(TASK REQUIREMENTS): Exactly as written, please set down all of the entries again, with no pictures.

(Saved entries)
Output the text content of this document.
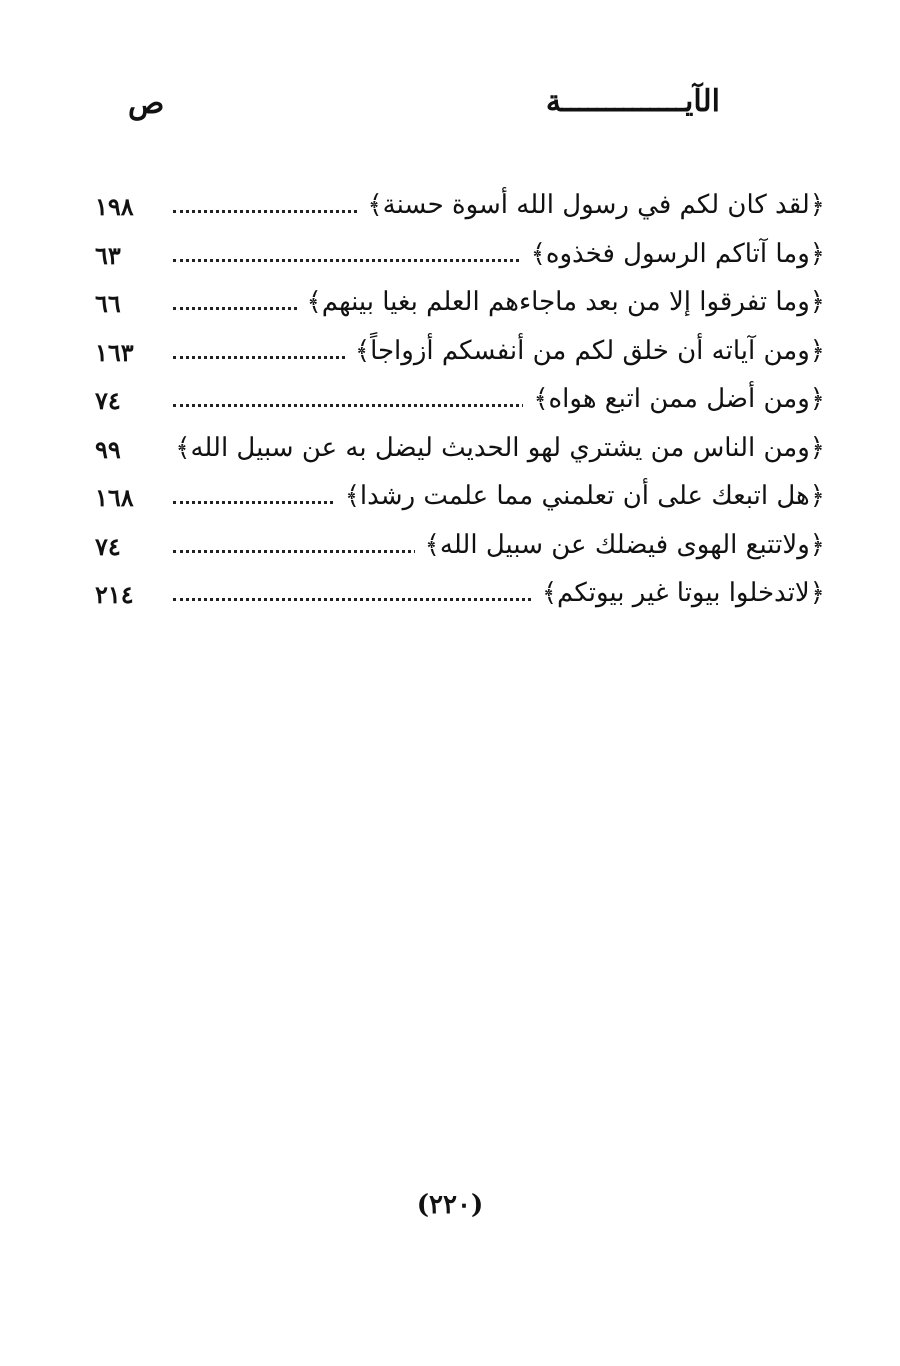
الآيــــــــــــــة
ص
﴿لقد كان لكم في رسول الله أسوة حسنة﴾
١٩٨
﴿وما آتاكم الرسول فخذوه﴾
٦٣
﴿وما تفرقوا إلا من بعد ماجاءهم العلم بغيا بينهم﴾
٦٦
﴿ومن آياته أن خلق لكم من أنفسكم أزواجاً﴾
١٦٣
﴿ومن أضل ممن اتبع هواه﴾
٧٤
﴿ومن الناس من يشتري لهو الحديث ليضل به عن سبيل الله﴾
٩٩
﴿هل اتبعك على أن تعلمني مما علمت رشدا﴾
١٦٨
﴿ولاتتبع الهوى فيضلك عن سبيل الله﴾
٧٤
﴿لاتدخلوا بيوتا غير بيوتكم﴾
٢١٤
(٢٢٠)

(FINISHED TASK):
Output the text content of this document.
الآيــــــــــــــة
ص
﴿لقد كان لكم في رسول الله أسوة حسنة﴾
١٩٨
﴿وما آتاكم الرسول فخذوه﴾
٦٣
﴿وما تفرقوا إلا من بعد ماجاءهم العلم بغيا بينهم﴾
٦٦
﴿ومن آياته أن خلق لكم من أنفسكم أزواجاً﴾
١٦٣
﴿ومن أضل ممن اتبع هواه﴾
٧٤
﴿ومن الناس من يشتري لهو الحديث ليضل به عن سبيل الله﴾
٩٩
﴿هل اتبعك على أن تعلمني مما علمت رشدا﴾
١٦٨
﴿ولاتتبع الهوى فيضلك عن سبيل الله﴾
٧٤
﴿لاتدخلوا بيوتا غير بيوتكم﴾
٢١٤
(٢٢٠)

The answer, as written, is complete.